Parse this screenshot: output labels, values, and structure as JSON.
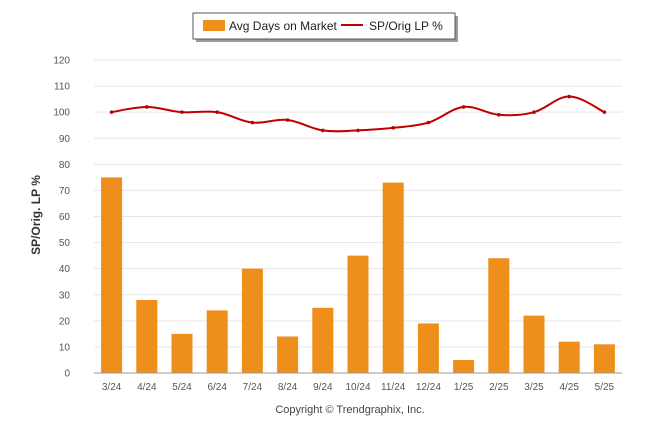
{
  "chart_data": {
    "type": "bar",
    "categories": [
      "3/24",
      "4/24",
      "5/24",
      "6/24",
      "7/24",
      "8/24",
      "9/24",
      "10/24",
      "11/24",
      "12/24",
      "1/25",
      "2/25",
      "3/25",
      "4/25",
      "5/25"
    ],
    "series": [
      {
        "name": "Avg Days on Market",
        "type": "bar",
        "color": "#EE8E1B",
        "values": [
          75,
          28,
          15,
          24,
          40,
          14,
          25,
          45,
          73,
          19,
          5,
          44,
          22,
          12,
          11
        ]
      },
      {
        "name": "SP/Orig LP %",
        "type": "line",
        "color": "#C00000",
        "values": [
          100,
          102,
          100,
          100,
          96,
          97,
          93,
          93,
          94,
          96,
          102,
          99,
          100,
          106,
          100
        ]
      }
    ],
    "ylabel": "SP/Orig. LP %",
    "ylim": [
      0,
      120
    ],
    "yticks": [
      "0",
      "10",
      "20",
      "30",
      "40",
      "50",
      "60",
      "70",
      "80",
      "90",
      "100",
      "110",
      "120"
    ],
    "grid": true,
    "legend_position": "top-center"
  },
  "footer": {
    "copyright": "Copyright © Trendgraphix, Inc."
  }
}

# Work to do:
Show the lines where the word "name" appears in the entries.

# Solved problem:
        "name": "Avg Days on Market",
        "name": "SP/Orig LP %",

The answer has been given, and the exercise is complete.